Texto fornecido:
--------------------------------

Respostas capitais - Marie Santini
É fundadora e diretora do Netlab, o Laboratório de Estudos de Internet e Redes Sociais da Universidade Federal do Rio de Janeiro
"A liberdade de expressão que existe é só das big techs, de mais ninguém"
Marie Santini, pesquisadora integrante da rede europeia VOX-Pol Network of Excellence, focada em extremismo político online violento, acompanha a decisão do Supremo Tribunal Federal (STF) que pode quebrar a blindagem das big techs. Avalia que a censura, hoje, é 100% praticada pelas redes.
Por que a desinformação é um fenômeno econômico?
Começa na forma com que as big techs se estruturaram há 20 anos. Nasceram no Vale do Silício com modelo de startup, mais ágil, sem burocracia e travas. Avançaram fazendo a sociedade acreditar que qualquer tipo de regulamentação poderia impedir a inovação. Por isso, alegavam que não poderiam ser reguladas, porque a tecnologia libertaria a sociedade de trabalhos manuais e precários e democratizaria o conhecimento. Levaria informação e conhecimento gratuitos, conectando pessoas sem restrições geográficas ou linguísticas.
Foi um discurso eficaz, não?
Sim. A partir de 2014, 2015, começamos a ver desinformação. O grande laboratório foi a política, porque tem períodos eleitorais, permitindo testes que não seriam possíveis em outros mercados, porque se faz uma campanha e depois vê quem ganha.
O que mudou?
Um momento importante para a compreensão dos mecanismos foi o da Cambridge Analytica, quando vaza a informação de que essa empresa usava dados dos usuários para distribuir publicidade de forma microsegmentada para eleitores de Trump. O mundo acorda para duas ideias. Uma, de que a desinformação era um problema sistêmico e não tinha mecanismos de controle porque não havia regulação, nem transparência, nem responsabilidade. A outra foi de que o modelo de negócios dessas empresas estava amadurecido, e era publicidade. A Meta, por exemplo, tem 99% de seu faturamento com anúncios.

--------------------------------

Trechos dos registros:
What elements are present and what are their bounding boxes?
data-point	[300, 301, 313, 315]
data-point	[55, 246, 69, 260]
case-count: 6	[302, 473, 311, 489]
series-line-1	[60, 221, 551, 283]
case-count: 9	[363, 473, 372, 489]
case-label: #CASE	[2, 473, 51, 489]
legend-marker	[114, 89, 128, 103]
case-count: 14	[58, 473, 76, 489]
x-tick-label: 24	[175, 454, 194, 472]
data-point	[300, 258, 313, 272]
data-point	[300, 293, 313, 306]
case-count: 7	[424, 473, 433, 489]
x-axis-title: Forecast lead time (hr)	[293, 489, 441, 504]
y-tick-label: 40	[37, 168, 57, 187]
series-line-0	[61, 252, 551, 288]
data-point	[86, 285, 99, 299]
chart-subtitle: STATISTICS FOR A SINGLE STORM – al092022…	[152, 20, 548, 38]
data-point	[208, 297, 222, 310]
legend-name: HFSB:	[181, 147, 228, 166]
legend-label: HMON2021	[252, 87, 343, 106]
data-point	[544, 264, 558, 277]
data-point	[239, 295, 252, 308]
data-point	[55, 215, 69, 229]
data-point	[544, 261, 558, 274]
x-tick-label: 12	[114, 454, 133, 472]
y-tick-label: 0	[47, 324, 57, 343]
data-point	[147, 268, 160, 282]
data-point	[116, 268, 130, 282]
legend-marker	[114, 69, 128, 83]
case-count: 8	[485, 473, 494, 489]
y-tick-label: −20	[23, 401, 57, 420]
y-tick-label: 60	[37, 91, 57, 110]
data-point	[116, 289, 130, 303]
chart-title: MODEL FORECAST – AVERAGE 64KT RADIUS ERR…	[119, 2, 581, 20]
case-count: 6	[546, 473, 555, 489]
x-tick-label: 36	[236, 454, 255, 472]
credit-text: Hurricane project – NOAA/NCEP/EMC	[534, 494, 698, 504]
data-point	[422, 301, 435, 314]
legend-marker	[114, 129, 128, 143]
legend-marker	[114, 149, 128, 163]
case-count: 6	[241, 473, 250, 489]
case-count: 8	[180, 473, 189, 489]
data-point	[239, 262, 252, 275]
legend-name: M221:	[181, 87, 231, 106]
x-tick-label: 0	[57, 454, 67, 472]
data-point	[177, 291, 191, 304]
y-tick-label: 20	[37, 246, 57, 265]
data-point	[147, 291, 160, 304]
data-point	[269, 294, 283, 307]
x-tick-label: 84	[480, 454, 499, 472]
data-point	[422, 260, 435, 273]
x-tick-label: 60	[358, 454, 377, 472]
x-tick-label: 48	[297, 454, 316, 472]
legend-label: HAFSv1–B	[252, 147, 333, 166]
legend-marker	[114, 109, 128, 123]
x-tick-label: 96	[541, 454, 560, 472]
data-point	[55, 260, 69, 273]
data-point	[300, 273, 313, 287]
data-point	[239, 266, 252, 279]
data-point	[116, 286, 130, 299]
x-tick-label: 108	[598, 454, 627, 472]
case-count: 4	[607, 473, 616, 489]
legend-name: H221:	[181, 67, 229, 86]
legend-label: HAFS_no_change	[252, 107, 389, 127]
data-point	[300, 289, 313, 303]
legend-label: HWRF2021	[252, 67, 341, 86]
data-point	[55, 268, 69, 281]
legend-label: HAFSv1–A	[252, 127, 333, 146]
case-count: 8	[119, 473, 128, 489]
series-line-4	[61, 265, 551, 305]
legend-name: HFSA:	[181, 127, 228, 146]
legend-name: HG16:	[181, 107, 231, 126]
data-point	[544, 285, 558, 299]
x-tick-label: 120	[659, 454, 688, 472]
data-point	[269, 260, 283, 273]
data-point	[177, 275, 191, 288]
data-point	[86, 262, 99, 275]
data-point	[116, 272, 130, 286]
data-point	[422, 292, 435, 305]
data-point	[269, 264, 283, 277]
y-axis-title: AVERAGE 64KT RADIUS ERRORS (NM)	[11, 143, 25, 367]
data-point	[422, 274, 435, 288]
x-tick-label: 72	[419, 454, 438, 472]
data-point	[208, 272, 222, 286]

--------------------------------

Tarefas a fazer:
1) Extraia da entrevista com Marie Santini o trecho que começa em "Marie Santini, pesquisadora" e termina em "praticada pelas redes.".
2) Liste todas as perguntas que o entrevistador faz a Marie Santini na entrevista sobre big techs e desinformação.
3) Dê prosseguimento à entrevista com Marie Santini sobre big techs e desinformação a partir do ponto em que ela termina.

Respostas por tarefa:
1)
Marie Santini, pesquisadora integrante da rede europeia VOX-Pol Network of Excellence, focada em extremismo político online violento, acompanha a decisão do Supremo Tribunal Federal (STF) que pode quebrar a blindagem das big techs. Avalia que a censura, hoje, é 100% praticada pelas redes.

2)
- Por que a desinformação é um fenômeno econômico?
- Foi um discurso eficaz, não?
- O que mudou?

3)
Outro tipo de publicidade?
São empresas que usam a vigilância e os dados sensíveis dos usuários, tanto pessoais quanto comportamentais, para distribuir anúncios personalizados. Nesse momento, ainda há crença de que a desinformação está a serviço de ideologia, de estratégias políticas.
E não está?
Não, ajudou a consolidar uma indústria que ganha muito dinheiro. Com desinformação, o custo de produção é quase nulo. Usa inteligência artificial, copia conteúdo, distorce e vende tudo pelo mesmo valor da informação de qualidade. É um mercado infinitamente mais lucrativo. As big techs ganham dinheiro com a informação legítima, a ilegítima, no mercado formal, no informal e no ilegal. Com tudo.
Faz sentido considerar "censura" a regulação?
Não, há inversão da narrativa. Hoje, as plataformas são as grandes censuradoras, porque moderam conteúdo sem qualquer transparência. A liberdade de expressão que existe é só das big techs, de mais ninguém. Todo mundo está suscetível às decisões e às vontades das plataformas. Se houver difamação, não tem para quem recorrer. Só à Justiça, que vai demorar, e até lá a reputação foi embora. E se uma pessoa tiver uma conta encerrada, for alvo de moderação, também não tem a quem recorrer. A plataforma não responde por isso. A censura que existe hoje é 100% da plataforma. Não sabemos o que acontece.
Como vê a decisão no STF?
São as plataformas que decidem qual é a visibilidade, quais são os conteúdos vistos e quais não serão. O artigo 19 (do Marco Legal da Internet) se torna inconstitucional por liberar essas empresas de uma responsabilidade muito séria. Hoje, têm imunidade absoluta, a menos que descumpram ação judicial. Isso é esdrúxulo em uma sociedade em que todas as conversas, todos os negócios, são determinados por algoritmos. O que o STF discute é apenas tornar inconstitucional o artigo que blinda as únicas empresas que não precisam se responsabilizar sobre seus negócios.
Como avalia a regulação da União Europeia?
Conseguiram regulamentar, mas não estão conseguindo implementar. Há muita negociação política, muitas ameaças de Trump, com troca de cargos de pessoas que tinham pulso firme.
Casos como a morte de uma menina desafiada em rede social podem elevar a pressão?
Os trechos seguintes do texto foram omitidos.